**What you will do:** Could you write out every record below exactly, leaving out any pictures?

....................

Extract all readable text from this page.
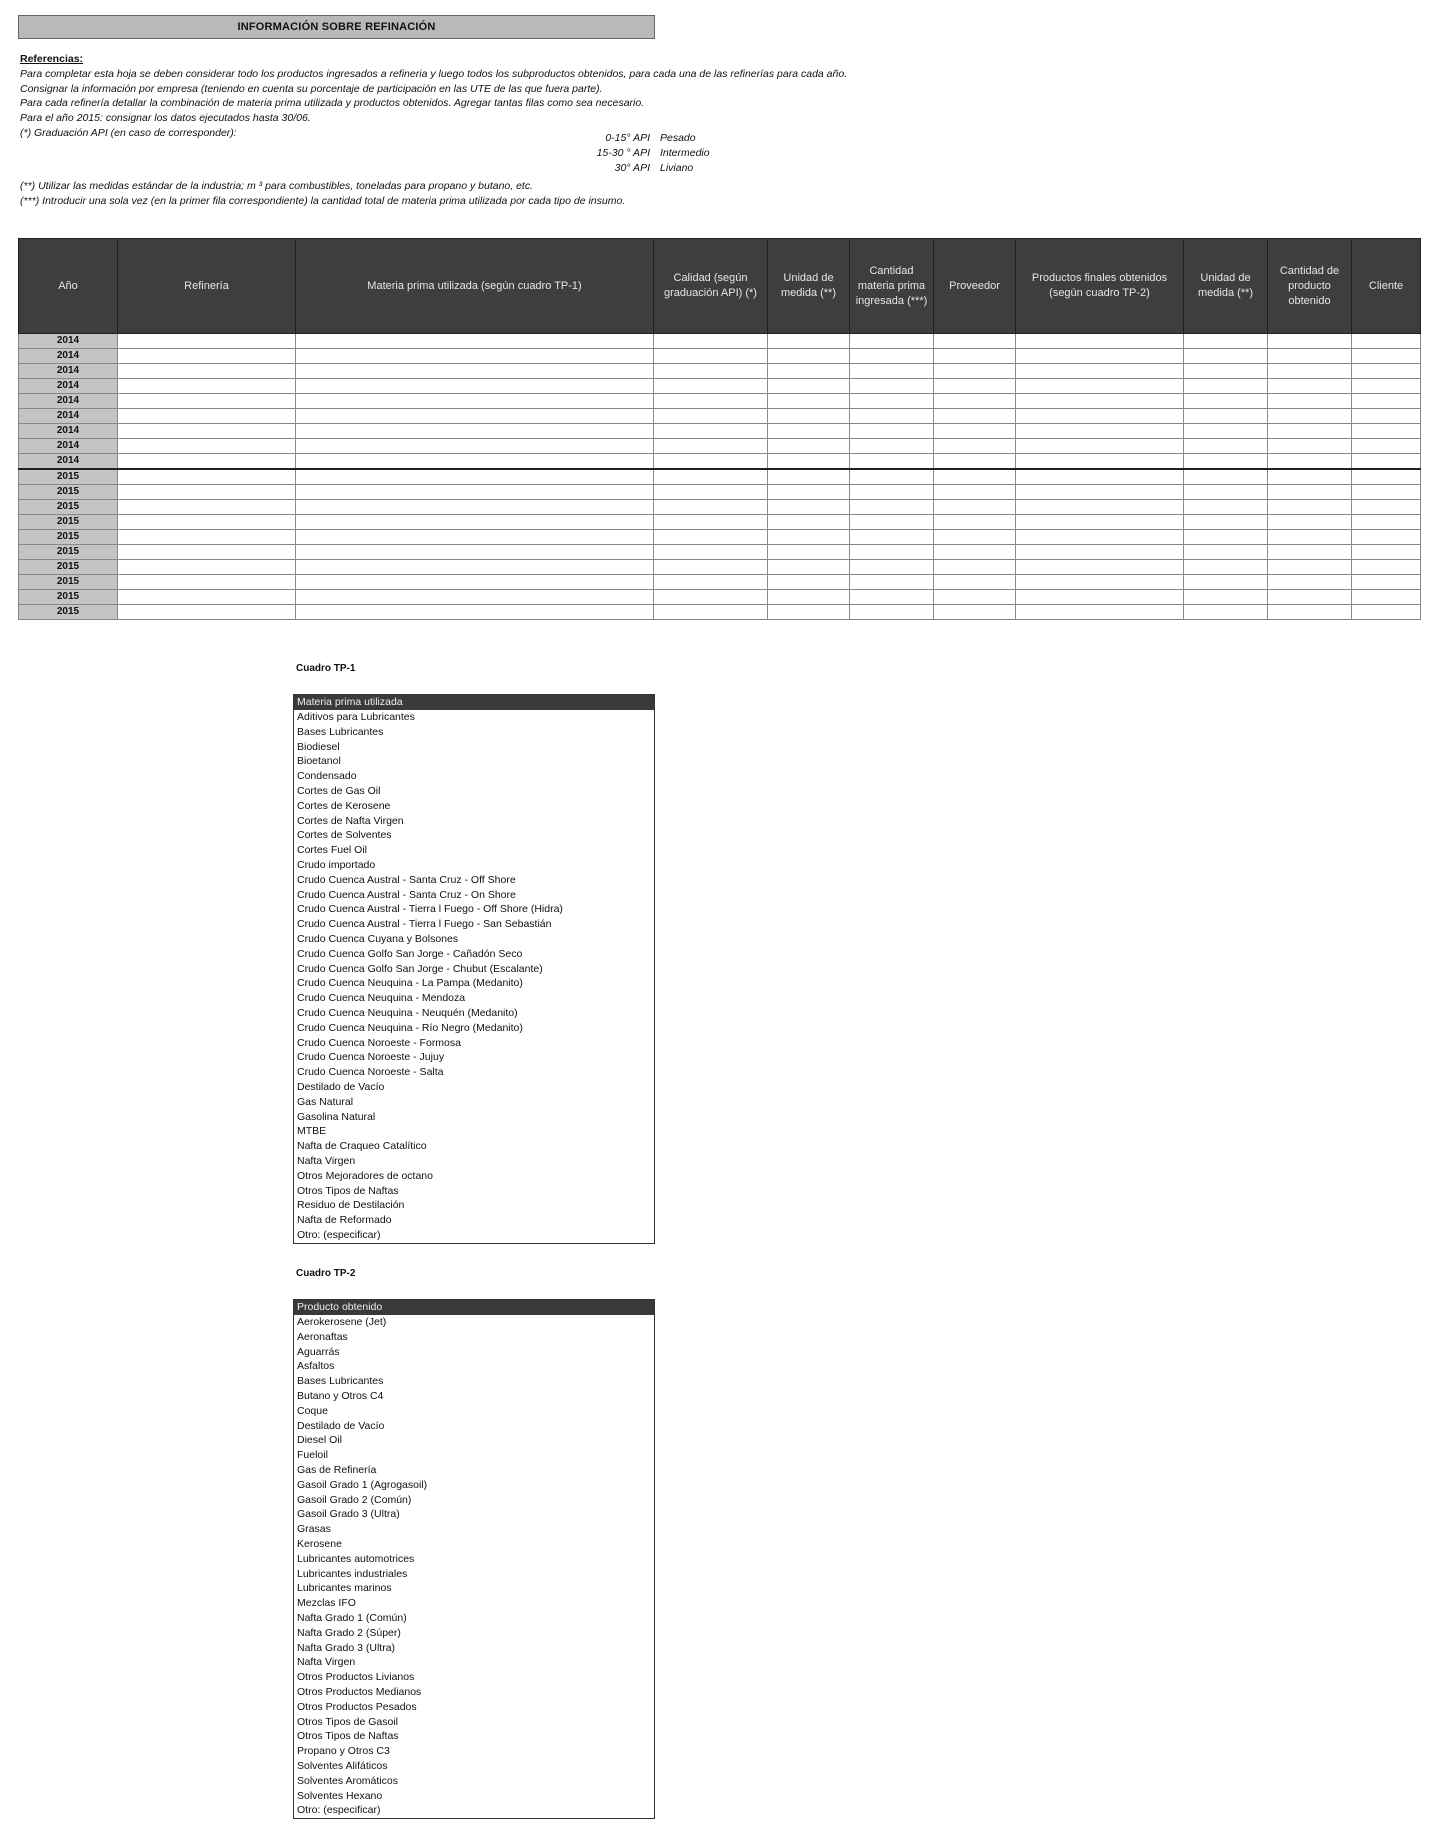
INFORMACIÓN SOBRE REFINACIÓN

Referencias:

Para completar esta hoja se deben considerar todo los productos ingresados a refineria y luego todos los subproductos obtenidos, para cada una de las refinerías para cada año.

Consignar la información por empresa (teniendo en cuenta su porcentaje de participación en las UTE de las que fuera parte).

Para cada refinería detallar la combinación de materia prima utilizada y productos obtenidos. Agregar tantas filas como sea necesario.

Para el año 2015: consignar los datos ejecutados hasta 30/06.

(*) Graduación API (en caso de corresponder):	0-15° API Pesado
15-30 ° API Intermedio
30° API Liviano
(**) Utilizar las medidas estándar de la industria; m ³ para combustibles, toneladas para propano y butano, etc.
(***) Introducir una sola vez (en la primer fila correspondiente) la cantidad total de materia prima utilizada por cada tipo de insumo.
Año	Refinería	Materia prima utilizada (según cuadro TP-1)	Calidad (según graduación API) (*)	Unidad de medida (**)	Cantidad materia prima ingresada (***)	Proveedor	Productos finales obtenidos (según cuadro TP-2)	Unidad de medida (**)	Cantidad de producto obtenido	Cliente
2014										
2014										
2014										
2014										
2014										
2014										
2014										
2014										
2014										
2015										
2015										
2015										
2015										
2015										
2015										
2015										
2015										
2015										
2015										
Cuadro TP-1
Materia prima utilizada
Aditivos para Lubricantes
Bases Lubricantes
Biodiesel
Bioetanol
Condensado
Cortes de Gas Oil
Cortes de Kerosene
Cortes de Nafta Virgen
Cortes de Solventes
Cortes Fuel Oil
Crudo importado
Crudo Cuenca Austral - Santa Cruz - Off Shore
Crudo Cuenca Austral - Santa Cruz - On Shore
Crudo Cuenca Austral - Tierra l Fuego - Off Shore (Hidra)
Crudo Cuenca Austral - Tierra l Fuego - San Sebastián
Crudo Cuenca Cuyana y Bolsones
Crudo Cuenca Golfo San Jorge - Cañadón Seco
Crudo Cuenca Golfo San Jorge - Chubut (Escalante)
Crudo Cuenca Neuquina - La Pampa (Medanito)
Crudo Cuenca Neuquina - Mendoza
Crudo Cuenca Neuquina - Neuquén (Medanito)
Crudo Cuenca Neuquina - Río Negro (Medanito)
Crudo Cuenca Noroeste - Formosa
Crudo Cuenca Noroeste - Jujuy
Crudo Cuenca Noroeste - Salta
Destilado de Vacío
Gas Natural
Gasolina Natural
MTBE
Nafta de Craqueo Catalítico
Nafta Virgen
Otros Mejoradores de octano
Otros Tipos de Naftas
Residuo de Destilación
Nafta de Reformado
Otro: (especificar)
Cuadro TP-2
Producto obtenido
Aerokerosene (Jet)
Aeronaftas
Aguarrás
Asfaltos
Bases Lubricantes
Butano y Otros C4
Coque
Destilado de Vacío
Diesel Oil
Fueloil
Gas de Refinería
Gasoil Grado 1 (Agrogasoil)
Gasoil Grado 2 (Común)
Gasoil Grado 3 (Ultra)
Grasas
Kerosene
Lubricantes automotrices
Lubricantes industriales
Lubricantes marinos
Mezclas IFO
Nafta Grado 1 (Común)
Nafta Grado 2 (Súper)
Nafta Grado 3 (Ultra)
Nafta Virgen
Otros Productos Livianos
Otros Productos Medianos
Otros Productos Pesados
Otros Tipos de Gasoil
Otros Tipos de Naftas
Propano y Otros C3
Solventes Alifáticos
Solventes Aromáticos
Solventes Hexano
Otro: (especificar)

....................

**Exercise response:**
Extract all readable text from this page.
INFORMACIÓN SOBRE REFINACIÓN

Referencias:

Para completar esta hoja se deben considerar todo los productos ingresados a refineria y luego todos los subproductos obtenidos, para cada una de las refinerías para cada año.

Consignar la información por empresa (teniendo en cuenta su porcentaje de participación en las UTE de las que fuera parte).

Para cada refinería detallar la combinación de materia prima utilizada y productos obtenidos. Agregar tantas filas como sea necesario.

Para el año 2015: consignar los datos ejecutados hasta 30/06.

(*) Graduación API (en caso de corresponder):	0-15° API Pesado
15-30 ° API Intermedio
30° API Liviano
(**) Utilizar las medidas estándar de la industria; m ³ para combustibles, toneladas para propano y butano, etc.
(***) Introducir una sola vez (en la primer fila correspondiente) la cantidad total de materia prima utilizada por cada tipo de insumo.
Año	Refinería	Materia prima utilizada (según cuadro TP-1)	Calidad (según graduación API) (*)	Unidad de medida (**)	Cantidad materia prima ingresada (***)	Proveedor	Productos finales obtenidos (según cuadro TP-2)	Unidad de medida (**)	Cantidad de producto obtenido	Cliente
2014										
2014										
2014										
2014										
2014										
2014										
2014										
2014										
2014										
2015										
2015										
2015										
2015										
2015										
2015										
2015										
2015										
2015										
2015										
Cuadro TP-1
Materia prima utilizada
Aditivos para Lubricantes
Bases Lubricantes
Biodiesel
Bioetanol
Condensado
Cortes de Gas Oil
Cortes de Kerosene
Cortes de Nafta Virgen
Cortes de Solventes
Cortes Fuel Oil
Crudo importado
Crudo Cuenca Austral - Santa Cruz - Off Shore
Crudo Cuenca Austral - Santa Cruz - On Shore
Crudo Cuenca Austral - Tierra l Fuego - Off Shore (Hidra)
Crudo Cuenca Austral - Tierra l Fuego - San Sebastián
Crudo Cuenca Cuyana y Bolsones
Crudo Cuenca Golfo San Jorge - Cañadón Seco
Crudo Cuenca Golfo San Jorge - Chubut (Escalante)
Crudo Cuenca Neuquina - La Pampa (Medanito)
Crudo Cuenca Neuquina - Mendoza
Crudo Cuenca Neuquina - Neuquén (Medanito)
Crudo Cuenca Neuquina - Río Negro (Medanito)
Crudo Cuenca Noroeste - Formosa
Crudo Cuenca Noroeste - Jujuy
Crudo Cuenca Noroeste - Salta
Destilado de Vacío
Gas Natural
Gasolina Natural
MTBE
Nafta de Craqueo Catalítico
Nafta Virgen
Otros Mejoradores de octano
Otros Tipos de Naftas
Residuo de Destilación
Nafta de Reformado
Otro: (especificar)
Cuadro TP-2
Producto obtenido
Aerokerosene (Jet)
Aeronaftas
Aguarrás
Asfaltos
Bases Lubricantes
Butano y Otros C4
Coque
Destilado de Vacío
Diesel Oil
Fueloil
Gas de Refinería
Gasoil Grado 1 (Agrogasoil)
Gasoil Grado 2 (Común)
Gasoil Grado 3 (Ultra)
Grasas
Kerosene
Lubricantes automotrices
Lubricantes industriales
Lubricantes marinos
Mezclas IFO
Nafta Grado 1 (Común)
Nafta Grado 2 (Súper)
Nafta Grado 3 (Ultra)
Nafta Virgen
Otros Productos Livianos
Otros Productos Medianos
Otros Productos Pesados
Otros Tipos de Gasoil
Otros Tipos de Naftas
Propano y Otros C3
Solventes Alifáticos
Solventes Aromáticos
Solventes Hexano
Otro: (especificar)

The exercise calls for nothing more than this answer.